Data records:
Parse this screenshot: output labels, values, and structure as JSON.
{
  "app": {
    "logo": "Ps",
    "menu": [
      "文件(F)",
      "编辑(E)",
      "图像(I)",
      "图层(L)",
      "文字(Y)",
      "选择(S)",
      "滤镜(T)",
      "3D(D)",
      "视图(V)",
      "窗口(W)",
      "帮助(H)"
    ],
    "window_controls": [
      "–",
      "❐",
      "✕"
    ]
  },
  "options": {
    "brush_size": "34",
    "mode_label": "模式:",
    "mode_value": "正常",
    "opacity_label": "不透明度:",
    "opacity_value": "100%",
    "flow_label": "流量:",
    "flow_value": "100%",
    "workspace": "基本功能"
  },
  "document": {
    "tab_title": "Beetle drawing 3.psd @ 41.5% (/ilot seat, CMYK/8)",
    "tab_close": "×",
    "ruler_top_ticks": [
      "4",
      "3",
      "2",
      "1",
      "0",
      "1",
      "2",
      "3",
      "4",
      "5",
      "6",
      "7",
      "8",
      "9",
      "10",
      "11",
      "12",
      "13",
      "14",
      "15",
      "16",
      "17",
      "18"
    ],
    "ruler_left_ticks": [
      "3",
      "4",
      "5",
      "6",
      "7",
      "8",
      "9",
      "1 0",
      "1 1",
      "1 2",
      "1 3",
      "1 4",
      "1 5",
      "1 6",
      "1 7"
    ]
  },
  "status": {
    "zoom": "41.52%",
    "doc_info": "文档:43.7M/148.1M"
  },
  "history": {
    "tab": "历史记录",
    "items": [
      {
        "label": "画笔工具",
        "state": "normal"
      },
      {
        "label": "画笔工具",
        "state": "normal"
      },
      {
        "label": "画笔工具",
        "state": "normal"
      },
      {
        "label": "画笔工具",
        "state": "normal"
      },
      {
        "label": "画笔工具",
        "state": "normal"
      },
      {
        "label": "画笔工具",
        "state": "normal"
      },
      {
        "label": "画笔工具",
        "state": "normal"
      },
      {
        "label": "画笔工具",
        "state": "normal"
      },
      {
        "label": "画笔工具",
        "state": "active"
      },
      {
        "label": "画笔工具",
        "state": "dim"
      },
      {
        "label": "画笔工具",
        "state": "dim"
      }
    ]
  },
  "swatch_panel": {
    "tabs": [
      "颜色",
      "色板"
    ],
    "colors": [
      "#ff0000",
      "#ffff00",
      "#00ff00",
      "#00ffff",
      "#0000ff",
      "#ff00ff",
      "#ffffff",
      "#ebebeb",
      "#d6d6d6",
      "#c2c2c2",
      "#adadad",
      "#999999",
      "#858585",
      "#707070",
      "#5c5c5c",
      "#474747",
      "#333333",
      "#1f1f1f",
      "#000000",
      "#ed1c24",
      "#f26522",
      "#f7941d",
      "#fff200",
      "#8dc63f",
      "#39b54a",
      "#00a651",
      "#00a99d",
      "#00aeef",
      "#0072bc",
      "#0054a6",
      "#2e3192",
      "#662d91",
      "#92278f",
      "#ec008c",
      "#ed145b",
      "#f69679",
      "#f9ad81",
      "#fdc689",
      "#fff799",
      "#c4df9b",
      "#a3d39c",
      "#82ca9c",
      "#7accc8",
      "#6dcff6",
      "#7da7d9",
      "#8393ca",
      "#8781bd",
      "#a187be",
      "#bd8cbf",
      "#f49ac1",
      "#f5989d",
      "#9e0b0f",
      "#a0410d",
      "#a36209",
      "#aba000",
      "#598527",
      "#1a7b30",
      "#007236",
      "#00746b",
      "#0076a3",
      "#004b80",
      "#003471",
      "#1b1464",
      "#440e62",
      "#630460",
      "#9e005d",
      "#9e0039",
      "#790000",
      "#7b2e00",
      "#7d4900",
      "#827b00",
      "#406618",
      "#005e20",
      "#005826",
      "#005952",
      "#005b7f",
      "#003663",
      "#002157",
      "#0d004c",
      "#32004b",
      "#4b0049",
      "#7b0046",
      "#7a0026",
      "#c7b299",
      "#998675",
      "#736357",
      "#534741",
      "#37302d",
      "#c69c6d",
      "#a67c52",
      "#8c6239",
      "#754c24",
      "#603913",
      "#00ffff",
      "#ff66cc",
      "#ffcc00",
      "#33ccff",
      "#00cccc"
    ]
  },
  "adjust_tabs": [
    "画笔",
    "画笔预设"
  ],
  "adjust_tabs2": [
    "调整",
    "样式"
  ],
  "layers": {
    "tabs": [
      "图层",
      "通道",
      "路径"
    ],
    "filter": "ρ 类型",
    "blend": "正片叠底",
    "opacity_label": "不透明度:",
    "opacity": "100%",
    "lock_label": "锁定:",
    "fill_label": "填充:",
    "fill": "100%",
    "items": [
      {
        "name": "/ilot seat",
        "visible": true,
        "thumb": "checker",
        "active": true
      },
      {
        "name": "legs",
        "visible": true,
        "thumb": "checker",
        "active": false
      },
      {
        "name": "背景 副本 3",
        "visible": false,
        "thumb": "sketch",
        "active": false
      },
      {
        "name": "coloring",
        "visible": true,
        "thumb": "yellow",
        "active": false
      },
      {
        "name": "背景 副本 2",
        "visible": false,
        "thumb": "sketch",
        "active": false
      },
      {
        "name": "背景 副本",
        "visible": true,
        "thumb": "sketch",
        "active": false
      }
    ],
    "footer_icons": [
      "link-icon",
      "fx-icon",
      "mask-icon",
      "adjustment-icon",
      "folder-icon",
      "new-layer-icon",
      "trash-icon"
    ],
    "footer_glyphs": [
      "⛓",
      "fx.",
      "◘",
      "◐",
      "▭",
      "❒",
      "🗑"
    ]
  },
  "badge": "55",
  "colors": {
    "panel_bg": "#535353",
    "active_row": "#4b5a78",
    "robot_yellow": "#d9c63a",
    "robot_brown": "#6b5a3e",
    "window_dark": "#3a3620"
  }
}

What is needed: Give the entries once more, exactly as they appear.

Answer to the problem:
Parse this screenshot: output labels, values, and structure as JSON.
{
  "app": {
    "logo": "Ps",
    "menu": [
      "文件(F)",
      "编辑(E)",
      "图像(I)",
      "图层(L)",
      "文字(Y)",
      "选择(S)",
      "滤镜(T)",
      "3D(D)",
      "视图(V)",
      "窗口(W)",
      "帮助(H)"
    ],
    "window_controls": [
      "–",
      "❐",
      "✕"
    ]
  },
  "options": {
    "brush_size": "34",
    "mode_label": "模式:",
    "mode_value": "正常",
    "opacity_label": "不透明度:",
    "opacity_value": "100%",
    "flow_label": "流量:",
    "flow_value": "100%",
    "workspace": "基本功能"
  },
  "document": {
    "tab_title": "Beetle drawing 3.psd @ 41.5% (/ilot seat, CMYK/8)",
    "tab_close": "×",
    "ruler_top_ticks": [
      "4",
      "3",
      "2",
      "1",
      "0",
      "1",
      "2",
      "3",
      "4",
      "5",
      "6",
      "7",
      "8",
      "9",
      "10",
      "11",
      "12",
      "13",
      "14",
      "15",
      "16",
      "17",
      "18"
    ],
    "ruler_left_ticks": [
      "3",
      "4",
      "5",
      "6",
      "7",
      "8",
      "9",
      "1 0",
      "1 1",
      "1 2",
      "1 3",
      "1 4",
      "1 5",
      "1 6",
      "1 7"
    ]
  },
  "status": {
    "zoom": "41.52%",
    "doc_info": "文档:43.7M/148.1M"
  },
  "history": {
    "tab": "历史记录",
    "items": [
      {
        "label": "画笔工具",
        "state": "normal"
      },
      {
        "label": "画笔工具",
        "state": "normal"
      },
      {
        "label": "画笔工具",
        "state": "normal"
      },
      {
        "label": "画笔工具",
        "state": "normal"
      },
      {
        "label": "画笔工具",
        "state": "normal"
      },
      {
        "label": "画笔工具",
        "state": "normal"
      },
      {
        "label": "画笔工具",
        "state": "normal"
      },
      {
        "label": "画笔工具",
        "state": "normal"
      },
      {
        "label": "画笔工具",
        "state": "active"
      },
      {
        "label": "画笔工具",
        "state": "dim"
      },
      {
        "label": "画笔工具",
        "state": "dim"
      }
    ]
  },
  "swatch_panel": {
    "tabs": [
      "颜色",
      "色板"
    ],
    "colors": [
      "#ff0000",
      "#ffff00",
      "#00ff00",
      "#00ffff",
      "#0000ff",
      "#ff00ff",
      "#ffffff",
      "#ebebeb",
      "#d6d6d6",
      "#c2c2c2",
      "#adadad",
      "#999999",
      "#858585",
      "#707070",
      "#5c5c5c",
      "#474747",
      "#333333",
      "#1f1f1f",
      "#000000",
      "#ed1c24",
      "#f26522",
      "#f7941d",
      "#fff200",
      "#8dc63f",
      "#39b54a",
      "#00a651",
      "#00a99d",
      "#00aeef",
      "#0072bc",
      "#0054a6",
      "#2e3192",
      "#662d91",
      "#92278f",
      "#ec008c",
      "#ed145b",
      "#f69679",
      "#f9ad81",
      "#fdc689",
      "#fff799",
      "#c4df9b",
      "#a3d39c",
      "#82ca9c",
      "#7accc8",
      "#6dcff6",
      "#7da7d9",
      "#8393ca",
      "#8781bd",
      "#a187be",
      "#bd8cbf",
      "#f49ac1",
      "#f5989d",
      "#9e0b0f",
      "#a0410d",
      "#a36209",
      "#aba000",
      "#598527",
      "#1a7b30",
      "#007236",
      "#00746b",
      "#0076a3",
      "#004b80",
      "#003471",
      "#1b1464",
      "#440e62",
      "#630460",
      "#9e005d",
      "#9e0039",
      "#790000",
      "#7b2e00",
      "#7d4900",
      "#827b00",
      "#406618",
      "#005e20",
      "#005826",
      "#005952",
      "#005b7f",
      "#003663",
      "#002157",
      "#0d004c",
      "#32004b",
      "#4b0049",
      "#7b0046",
      "#7a0026",
      "#c7b299",
      "#998675",
      "#736357",
      "#534741",
      "#37302d",
      "#c69c6d",
      "#a67c52",
      "#8c6239",
      "#754c24",
      "#603913",
      "#00ffff",
      "#ff66cc",
      "#ffcc00",
      "#33ccff",
      "#00cccc"
    ]
  },
  "adjust_tabs": [
    "画笔",
    "画笔预设"
  ],
  "adjust_tabs2": [
    "调整",
    "样式"
  ],
  "layers": {
    "tabs": [
      "图层",
      "通道",
      "路径"
    ],
    "filter": "ρ 类型",
    "blend": "正片叠底",
    "opacity_label": "不透明度:",
    "opacity": "100%",
    "lock_label": "锁定:",
    "fill_label": "填充:",
    "fill": "100%",
    "items": [
      {
        "name": "/ilot seat",
        "visible": true,
        "thumb": "checker",
        "active": true
      },
      {
        "name": "legs",
        "visible": true,
        "thumb": "checker",
        "active": false
      },
      {
        "name": "背景 副本 3",
        "visible": false,
        "thumb": "sketch",
        "active": false
      },
      {
        "name": "coloring",
        "visible": true,
        "thumb": "yellow",
        "active": false
      },
      {
        "name": "背景 副本 2",
        "visible": false,
        "thumb": "sketch",
        "active": false
      },
      {
        "name": "背景 副本",
        "visible": true,
        "thumb": "sketch",
        "active": false
      }
    ],
    "footer_icons": [
      "link-icon",
      "fx-icon",
      "mask-icon",
      "adjustment-icon",
      "folder-icon",
      "new-layer-icon",
      "trash-icon"
    ],
    "footer_glyphs": [
      "⛓",
      "fx.",
      "◘",
      "◐",
      "▭",
      "❒",
      "🗑"
    ]
  },
  "badge": "55",
  "colors": {
    "panel_bg": "#535353",
    "active_row": "#4b5a78",
    "robot_yellow": "#d9c63a",
    "robot_brown": "#6b5a3e",
    "window_dark": "#3a3620"
  }
}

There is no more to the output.